Task goal ->
Rewrite the lines below with every "ok-button-label" changed to "ok-button-caption" and everything else left as it is. Leave the pictures out of your answer.

Records for the exercise ->
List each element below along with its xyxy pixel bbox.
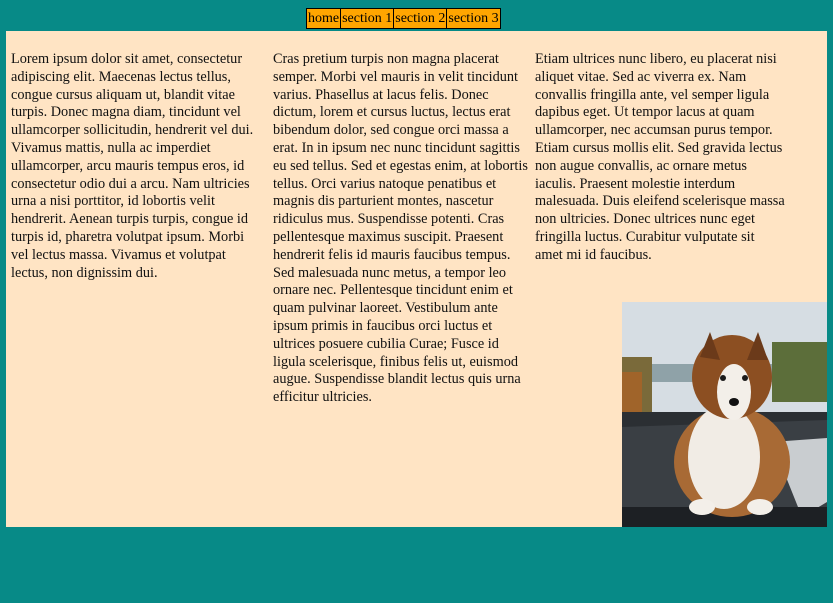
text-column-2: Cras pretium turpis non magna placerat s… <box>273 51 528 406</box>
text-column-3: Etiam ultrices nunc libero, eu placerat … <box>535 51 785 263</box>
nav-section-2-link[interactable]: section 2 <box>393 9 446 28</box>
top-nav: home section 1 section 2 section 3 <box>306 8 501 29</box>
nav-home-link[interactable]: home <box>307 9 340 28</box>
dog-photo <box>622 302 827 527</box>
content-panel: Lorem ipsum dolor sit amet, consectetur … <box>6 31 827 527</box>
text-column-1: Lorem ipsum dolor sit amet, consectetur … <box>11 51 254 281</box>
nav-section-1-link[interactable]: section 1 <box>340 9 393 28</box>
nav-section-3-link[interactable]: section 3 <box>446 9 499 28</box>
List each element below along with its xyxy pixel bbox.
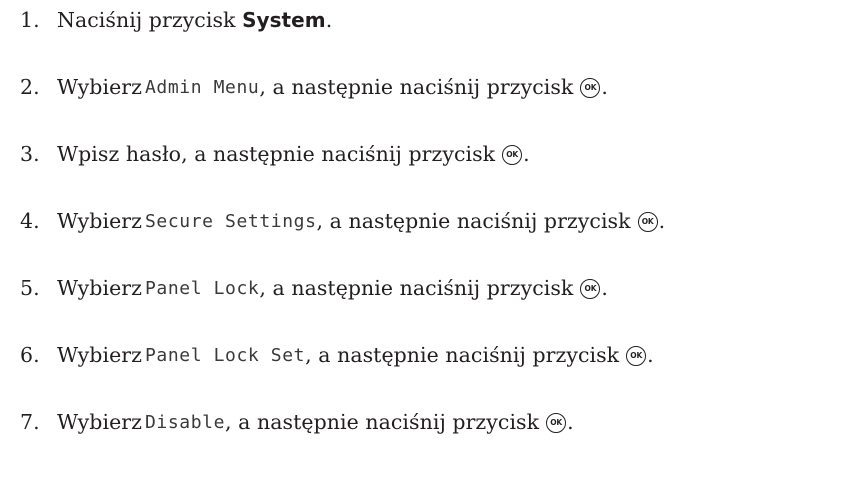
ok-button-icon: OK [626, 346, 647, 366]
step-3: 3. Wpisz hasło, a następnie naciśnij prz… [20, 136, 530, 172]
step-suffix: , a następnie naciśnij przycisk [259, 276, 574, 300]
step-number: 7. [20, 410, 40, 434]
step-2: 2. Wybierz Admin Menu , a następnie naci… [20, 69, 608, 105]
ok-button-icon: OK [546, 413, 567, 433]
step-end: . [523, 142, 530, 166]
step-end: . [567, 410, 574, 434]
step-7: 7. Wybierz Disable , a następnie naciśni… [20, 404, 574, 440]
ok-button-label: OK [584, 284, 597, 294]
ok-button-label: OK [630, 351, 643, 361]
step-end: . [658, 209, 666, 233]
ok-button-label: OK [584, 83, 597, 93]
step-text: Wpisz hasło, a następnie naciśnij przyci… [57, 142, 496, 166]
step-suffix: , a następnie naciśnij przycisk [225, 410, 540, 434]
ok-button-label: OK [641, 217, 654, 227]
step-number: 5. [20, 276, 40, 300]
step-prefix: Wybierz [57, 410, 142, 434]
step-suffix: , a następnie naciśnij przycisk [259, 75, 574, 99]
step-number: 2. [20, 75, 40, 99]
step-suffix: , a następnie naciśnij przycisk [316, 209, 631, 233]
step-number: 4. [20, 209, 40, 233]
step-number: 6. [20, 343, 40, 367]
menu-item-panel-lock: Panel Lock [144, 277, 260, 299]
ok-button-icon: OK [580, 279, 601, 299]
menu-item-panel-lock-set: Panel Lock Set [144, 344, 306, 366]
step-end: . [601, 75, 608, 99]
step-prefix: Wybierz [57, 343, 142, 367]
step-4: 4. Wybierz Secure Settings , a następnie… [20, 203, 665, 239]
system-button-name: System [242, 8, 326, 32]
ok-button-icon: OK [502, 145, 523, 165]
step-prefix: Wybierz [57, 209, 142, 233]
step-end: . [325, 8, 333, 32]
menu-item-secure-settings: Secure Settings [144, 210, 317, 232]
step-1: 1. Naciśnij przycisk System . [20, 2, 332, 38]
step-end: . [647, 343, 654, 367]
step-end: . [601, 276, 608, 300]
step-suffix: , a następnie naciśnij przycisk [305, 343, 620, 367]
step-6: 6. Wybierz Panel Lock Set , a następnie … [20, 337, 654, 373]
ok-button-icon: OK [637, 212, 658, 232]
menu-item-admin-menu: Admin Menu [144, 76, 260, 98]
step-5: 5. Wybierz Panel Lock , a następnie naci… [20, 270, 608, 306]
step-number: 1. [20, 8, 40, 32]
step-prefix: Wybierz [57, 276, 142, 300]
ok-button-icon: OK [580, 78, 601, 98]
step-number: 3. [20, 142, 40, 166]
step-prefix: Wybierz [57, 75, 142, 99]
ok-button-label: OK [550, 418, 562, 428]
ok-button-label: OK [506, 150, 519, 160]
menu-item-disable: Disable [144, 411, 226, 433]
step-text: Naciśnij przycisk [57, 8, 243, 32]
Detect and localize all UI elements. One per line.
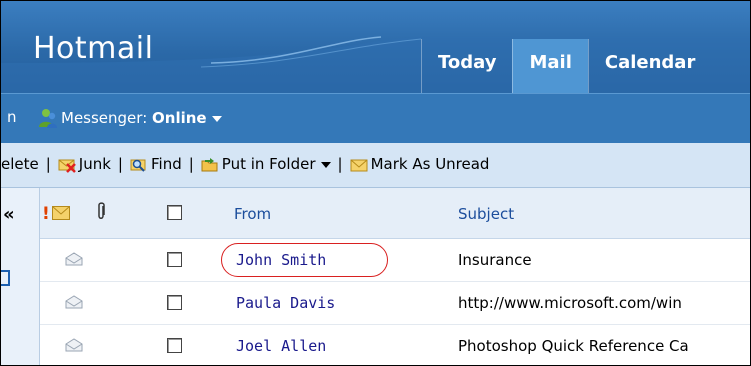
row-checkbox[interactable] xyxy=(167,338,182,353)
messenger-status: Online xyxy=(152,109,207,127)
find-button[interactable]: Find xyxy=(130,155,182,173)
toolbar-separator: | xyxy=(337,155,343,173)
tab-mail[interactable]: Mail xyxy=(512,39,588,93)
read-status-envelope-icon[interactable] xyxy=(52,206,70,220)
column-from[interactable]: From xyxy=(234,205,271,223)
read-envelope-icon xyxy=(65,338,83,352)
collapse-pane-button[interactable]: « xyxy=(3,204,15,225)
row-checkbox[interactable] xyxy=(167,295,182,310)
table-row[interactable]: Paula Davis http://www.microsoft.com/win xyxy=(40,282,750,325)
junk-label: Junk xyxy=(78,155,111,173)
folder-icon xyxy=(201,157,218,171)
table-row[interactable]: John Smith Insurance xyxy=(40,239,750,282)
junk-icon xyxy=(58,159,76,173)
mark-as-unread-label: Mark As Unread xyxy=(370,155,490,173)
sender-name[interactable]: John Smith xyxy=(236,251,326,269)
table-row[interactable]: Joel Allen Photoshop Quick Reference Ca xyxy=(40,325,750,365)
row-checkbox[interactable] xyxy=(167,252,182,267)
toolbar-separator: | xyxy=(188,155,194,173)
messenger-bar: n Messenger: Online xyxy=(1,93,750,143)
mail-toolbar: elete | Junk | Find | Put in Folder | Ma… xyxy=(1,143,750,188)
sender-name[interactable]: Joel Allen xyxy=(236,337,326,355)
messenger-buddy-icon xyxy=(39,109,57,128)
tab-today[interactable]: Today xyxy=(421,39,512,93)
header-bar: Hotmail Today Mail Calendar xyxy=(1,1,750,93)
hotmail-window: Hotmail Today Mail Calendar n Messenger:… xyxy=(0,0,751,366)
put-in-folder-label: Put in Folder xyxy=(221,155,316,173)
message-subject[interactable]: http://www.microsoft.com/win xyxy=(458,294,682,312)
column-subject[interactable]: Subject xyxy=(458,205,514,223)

Answer to this exercise ->
List each element below along with its xyxy pixel bbox.
text-column-2: Cras pretium turpis non magna placerat s… <box>273 51 528 406</box>
text-column-3: Etiam ultrices nunc libero, eu placerat … <box>535 51 785 263</box>
nav-section-2-link[interactable]: section 2 <box>393 9 446 28</box>
top-nav: home section 1 section 2 section 3 <box>306 8 501 29</box>
nav-home-link[interactable]: home <box>307 9 340 28</box>
dog-photo <box>622 302 827 527</box>
content-panel: Lorem ipsum dolor sit amet, consectetur … <box>6 31 827 527</box>
text-column-1: Lorem ipsum dolor sit amet, consectetur … <box>11 51 254 281</box>
nav-section-1-link[interactable]: section 1 <box>340 9 393 28</box>
nav-section-3-link[interactable]: section 3 <box>446 9 499 28</box>
List each element below along with its xyxy pixel bbox.
ok-button-icon: OK [626, 346, 647, 366]
step-3: 3. Wpisz hasło, a następnie naciśnij prz… [20, 136, 530, 172]
step-suffix: , a następnie naciśnij przycisk [259, 276, 574, 300]
step-number: 7. [20, 410, 40, 434]
step-2: 2. Wybierz Admin Menu , a następnie naci… [20, 69, 608, 105]
ok-button-icon: OK [546, 413, 567, 433]
step-end: . [523, 142, 530, 166]
step-end: . [567, 410, 574, 434]
step-7: 7. Wybierz Disable , a następnie naciśni… [20, 404, 574, 440]
ok-button-caption: OK [584, 284, 597, 294]
ok-button-caption: OK [630, 351, 643, 361]
step-end: . [658, 209, 666, 233]
ok-button-caption: OK [584, 83, 597, 93]
step-text: Wpisz hasło, a następnie naciśnij przyci… [57, 142, 496, 166]
step-suffix: , a następnie naciśnij przycisk [225, 410, 540, 434]
ok-button-caption: OK [641, 217, 654, 227]
step-number: 5. [20, 276, 40, 300]
step-prefix: Wybierz [57, 410, 142, 434]
step-suffix: , a następnie naciśnij przycisk [259, 75, 574, 99]
step-number: 2. [20, 75, 40, 99]
step-suffix: , a następnie naciśnij przycisk [316, 209, 631, 233]
step-number: 4. [20, 209, 40, 233]
step-number: 6. [20, 343, 40, 367]
menu-item-panel-lock: Panel Lock [144, 277, 260, 299]
ok-button-icon: OK [580, 279, 601, 299]
menu-item-panel-lock-set: Panel Lock Set [144, 344, 306, 366]
step-end: . [601, 75, 608, 99]
step-prefix: Wybierz [57, 343, 142, 367]
step-4: 4. Wybierz Secure Settings , a następnie… [20, 203, 665, 239]
system-button-name: System [242, 8, 326, 32]
ok-button-icon: OK [502, 145, 523, 165]
step-prefix: Wybierz [57, 209, 142, 233]
step-end: . [325, 8, 333, 32]
menu-item-secure-settings: Secure Settings [144, 210, 317, 232]
step-1: 1. Naciśnij przycisk System . [20, 2, 332, 38]
step-end: . [647, 343, 654, 367]
step-end: . [601, 276, 608, 300]
step-suffix: , a następnie naciśnij przycisk [305, 343, 620, 367]
step-6: 6. Wybierz Panel Lock Set , a następnie … [20, 337, 654, 373]
ok-button-icon: OK [637, 212, 658, 232]
menu-item-admin-menu: Admin Menu [144, 76, 260, 98]
step-5: 5. Wybierz Panel Lock , a następnie naci… [20, 270, 608, 306]
step-number: 1. [20, 8, 40, 32]
step-prefix: Wybierz [57, 276, 142, 300]
ok-button-icon: OK [580, 78, 601, 98]
step-number: 3. [20, 142, 40, 166]
step-prefix: Wybierz [57, 75, 142, 99]
ok-button-caption: OK [550, 418, 562, 428]
ok-button-caption: OK [506, 150, 519, 160]
menu-item-disable: Disable [144, 411, 226, 433]
step-text: Naciśnij przycisk [57, 8, 243, 32]
Detect and localize all UI elements. One per line.
row-checkbox[interactable] xyxy=(167,338,182,353)
messenger-status: Online xyxy=(152,109,207,127)
find-button[interactable]: Find xyxy=(130,155,182,173)
toolbar-separator: | xyxy=(337,155,343,173)
tab-mail[interactable]: Mail xyxy=(512,39,588,93)
read-status-envelope-icon[interactable] xyxy=(52,206,70,220)
column-from[interactable]: From xyxy=(234,205,271,223)
read-envelope-icon xyxy=(65,338,83,352)
collapse-pane-button[interactable]: « xyxy=(3,204,15,225)
row-checkbox[interactable] xyxy=(167,295,182,310)
table-row[interactable]: Paula Davis http://www.microsoft.com/win xyxy=(40,282,750,325)
junk-label: Junk xyxy=(78,155,111,173)
folder-icon xyxy=(201,157,218,171)
table-row[interactable]: John Smith Insurance xyxy=(40,239,750,282)
junk-icon xyxy=(58,159,76,173)
mark-as-unread-label: Mark As Unread xyxy=(370,155,490,173)
sender-name[interactable]: John Smith xyxy=(236,251,326,269)
table-row[interactable]: Joel Allen Photoshop Quick Reference Ca xyxy=(40,325,750,365)
row-checkbox[interactable] xyxy=(167,252,182,267)
toolbar-separator: | xyxy=(188,155,194,173)
messenger-bar: n Messenger: Online xyxy=(1,93,750,143)
mail-toolbar: elete | Junk | Find | Put in Folder | Ma… xyxy=(1,143,750,188)
sender-name[interactable]: Joel Allen xyxy=(236,337,326,355)
messenger-buddy-icon xyxy=(39,109,57,128)
tab-today[interactable]: Today xyxy=(421,39,512,93)
header-bar: Hotmail Today Mail Calendar xyxy=(1,1,750,93)
hotmail-window: Hotmail Today Mail Calendar n Messenger:… xyxy=(0,0,751,366)
put-in-folder-label: Put in Folder xyxy=(221,155,316,173)
message-subject[interactable]: http://www.microsoft.com/win xyxy=(458,294,682,312)
column-subject[interactable]: Subject xyxy=(458,205,514,223)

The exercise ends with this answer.